Records

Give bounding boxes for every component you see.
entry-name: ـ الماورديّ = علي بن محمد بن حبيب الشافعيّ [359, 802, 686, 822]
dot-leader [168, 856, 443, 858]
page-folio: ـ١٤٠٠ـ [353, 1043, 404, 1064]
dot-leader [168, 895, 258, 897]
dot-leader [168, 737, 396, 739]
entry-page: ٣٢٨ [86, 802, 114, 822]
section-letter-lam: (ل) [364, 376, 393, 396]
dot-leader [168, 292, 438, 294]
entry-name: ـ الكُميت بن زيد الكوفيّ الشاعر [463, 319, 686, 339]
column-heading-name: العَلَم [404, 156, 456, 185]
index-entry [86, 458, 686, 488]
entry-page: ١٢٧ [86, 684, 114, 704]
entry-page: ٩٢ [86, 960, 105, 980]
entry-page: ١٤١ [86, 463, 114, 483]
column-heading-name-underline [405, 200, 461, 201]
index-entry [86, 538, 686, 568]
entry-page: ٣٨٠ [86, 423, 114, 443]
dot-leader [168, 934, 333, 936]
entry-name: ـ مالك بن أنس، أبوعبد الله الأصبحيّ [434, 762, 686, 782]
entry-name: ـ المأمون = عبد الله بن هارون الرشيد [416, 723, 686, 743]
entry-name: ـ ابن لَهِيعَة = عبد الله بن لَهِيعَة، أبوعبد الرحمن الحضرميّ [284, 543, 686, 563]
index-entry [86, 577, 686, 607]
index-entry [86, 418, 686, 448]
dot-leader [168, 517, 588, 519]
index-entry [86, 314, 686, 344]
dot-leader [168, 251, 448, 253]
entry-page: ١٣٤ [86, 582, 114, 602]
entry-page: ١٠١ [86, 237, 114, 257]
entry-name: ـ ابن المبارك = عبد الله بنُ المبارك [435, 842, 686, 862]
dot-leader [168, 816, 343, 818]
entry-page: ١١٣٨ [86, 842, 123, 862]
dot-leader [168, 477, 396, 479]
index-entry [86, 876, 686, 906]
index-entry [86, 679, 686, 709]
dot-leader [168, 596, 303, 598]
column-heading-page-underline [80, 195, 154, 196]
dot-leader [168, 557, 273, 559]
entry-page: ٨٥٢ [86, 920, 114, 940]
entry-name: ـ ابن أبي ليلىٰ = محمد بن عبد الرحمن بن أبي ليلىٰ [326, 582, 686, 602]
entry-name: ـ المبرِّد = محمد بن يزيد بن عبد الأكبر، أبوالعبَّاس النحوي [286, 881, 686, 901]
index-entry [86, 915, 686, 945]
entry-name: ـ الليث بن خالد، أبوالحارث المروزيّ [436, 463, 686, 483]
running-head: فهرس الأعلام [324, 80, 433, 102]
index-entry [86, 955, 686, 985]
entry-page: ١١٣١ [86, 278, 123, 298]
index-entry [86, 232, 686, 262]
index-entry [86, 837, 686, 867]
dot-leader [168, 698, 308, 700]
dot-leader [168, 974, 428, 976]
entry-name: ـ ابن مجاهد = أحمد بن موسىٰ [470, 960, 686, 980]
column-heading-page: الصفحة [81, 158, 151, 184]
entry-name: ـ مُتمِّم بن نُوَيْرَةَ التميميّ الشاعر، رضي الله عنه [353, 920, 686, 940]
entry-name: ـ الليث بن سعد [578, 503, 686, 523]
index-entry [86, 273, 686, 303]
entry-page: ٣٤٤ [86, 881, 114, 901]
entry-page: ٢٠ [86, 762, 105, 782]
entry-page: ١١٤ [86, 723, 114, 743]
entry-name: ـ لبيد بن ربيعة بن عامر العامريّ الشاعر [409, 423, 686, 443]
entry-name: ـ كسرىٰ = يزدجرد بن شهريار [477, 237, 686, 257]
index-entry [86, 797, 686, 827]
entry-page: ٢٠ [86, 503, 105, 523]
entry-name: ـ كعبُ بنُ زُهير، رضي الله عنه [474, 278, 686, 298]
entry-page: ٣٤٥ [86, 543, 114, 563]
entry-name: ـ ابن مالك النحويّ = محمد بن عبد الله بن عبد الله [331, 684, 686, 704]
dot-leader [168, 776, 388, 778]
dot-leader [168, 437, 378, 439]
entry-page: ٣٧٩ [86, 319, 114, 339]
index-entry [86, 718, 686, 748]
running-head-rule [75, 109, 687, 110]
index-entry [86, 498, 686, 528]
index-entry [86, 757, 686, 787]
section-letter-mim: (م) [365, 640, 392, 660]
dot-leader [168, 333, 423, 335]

■ **WHAT IS NEEDED**
Copy out every line of the records above word for word, leaving nothing out and changing nothing.

■ **RIGHT ANSWER**
Give bounding boxes for every component you see.
entry-name: ـ الماورديّ = علي بن محمد بن حبيب الشافعيّ [359, 802, 686, 822]
dot-leader [168, 856, 443, 858]
page-folio: ـ١٤٠٠ـ [353, 1043, 404, 1064]
dot-leader [168, 895, 258, 897]
dot-leader [168, 737, 396, 739]
entry-page: ٣٢٨ [86, 802, 114, 822]
section-letter-lam: (ل) [364, 376, 393, 396]
dot-leader [168, 292, 438, 294]
entry-name: ـ الكُميت بن زيد الكوفيّ الشاعر [463, 319, 686, 339]
column-heading-name: العَلَم [404, 156, 456, 185]
index-entry [86, 458, 686, 488]
entry-page: ١٢٧ [86, 684, 114, 704]
entry-page: ٩٢ [86, 960, 105, 980]
entry-page: ١٤١ [86, 463, 114, 483]
column-heading-name-underline [405, 200, 461, 201]
index-entry [86, 538, 686, 568]
entry-page: ٣٨٠ [86, 423, 114, 443]
dot-leader [168, 934, 333, 936]
entry-name: ـ مالك بن أنس، أبوعبد الله الأصبحيّ [434, 762, 686, 782]
entry-name: ـ المأمون = عبد الله بن هارون الرشيد [416, 723, 686, 743]
entry-name: ـ ابن لَهِيعَة = عبد الله بن لَهِيعَة، أبوعبد الرحمن الحضرميّ [284, 543, 686, 563]
index-entry [86, 577, 686, 607]
index-entry [86, 418, 686, 448]
dot-leader [168, 517, 588, 519]
index-entry [86, 314, 686, 344]
dot-leader [168, 251, 448, 253]
entry-page: ١٣٤ [86, 582, 114, 602]
entry-page: ١٠١ [86, 237, 114, 257]
entry-name: ـ ابن المبارك = عبد الله بنُ المبارك [435, 842, 686, 862]
dot-leader [168, 816, 343, 818]
entry-page: ١١٣٨ [86, 842, 123, 862]
dot-leader [168, 477, 396, 479]
index-entry [86, 876, 686, 906]
index-entry [86, 679, 686, 709]
dot-leader [168, 596, 303, 598]
column-heading-page-underline [80, 195, 154, 196]
dot-leader [168, 557, 273, 559]
entry-page: ٨٥٢ [86, 920, 114, 940]
entry-name: ـ ابن أبي ليلىٰ = محمد بن عبد الرحمن بن أبي ليلىٰ [326, 582, 686, 602]
entry-name: ـ المبرِّد = محمد بن يزيد بن عبد الأكبر، أبوالعبَّاس النحوي [286, 881, 686, 901]
index-entry [86, 915, 686, 945]
entry-name: ـ الليث بن خالد، أبوالحارث المروزيّ [436, 463, 686, 483]
running-head: فهرس الأعلام [324, 80, 433, 102]
index-entry [86, 955, 686, 985]
entry-page: ١١٣١ [86, 278, 123, 298]
index-entry [86, 232, 686, 262]
index-entry [86, 837, 686, 867]
dot-leader [168, 698, 308, 700]
dot-leader [168, 974, 428, 976]
entry-name: ـ ابن مجاهد = أحمد بن موسىٰ [470, 960, 686, 980]
column-heading-page: الصفحة [81, 158, 151, 184]
entry-name: ـ مُتمِّم بن نُوَيْرَةَ التميميّ الشاعر، رضي الله عنه [353, 920, 686, 940]
entry-name: ـ الليث بن سعد [578, 503, 686, 523]
index-entry [86, 273, 686, 303]
entry-page: ٣٤٤ [86, 881, 114, 901]
entry-page: ٢٠ [86, 762, 105, 782]
entry-page: ١١٤ [86, 723, 114, 743]
entry-name: ـ لبيد بن ربيعة بن عامر العامريّ الشاعر [409, 423, 686, 443]
entry-name: ـ كسرىٰ = يزدجرد بن شهريار [477, 237, 686, 257]
index-entry [86, 797, 686, 827]
entry-page: ٢٠ [86, 503, 105, 523]
entry-name: ـ كعبُ بنُ زُهير، رضي الله عنه [474, 278, 686, 298]
entry-page: ٣٤٥ [86, 543, 114, 563]
entry-name: ـ ابن مالك النحويّ = محمد بن عبد الله بن عبد الله [331, 684, 686, 704]
dot-leader [168, 776, 388, 778]
dot-leader [168, 437, 378, 439]
entry-page: ٣٧٩ [86, 319, 114, 339]
index-entry [86, 718, 686, 748]
running-head-rule [75, 109, 687, 110]
index-entry [86, 498, 686, 528]
index-entry [86, 757, 686, 787]
section-letter-mim: (م) [365, 640, 392, 660]
dot-leader [168, 333, 423, 335]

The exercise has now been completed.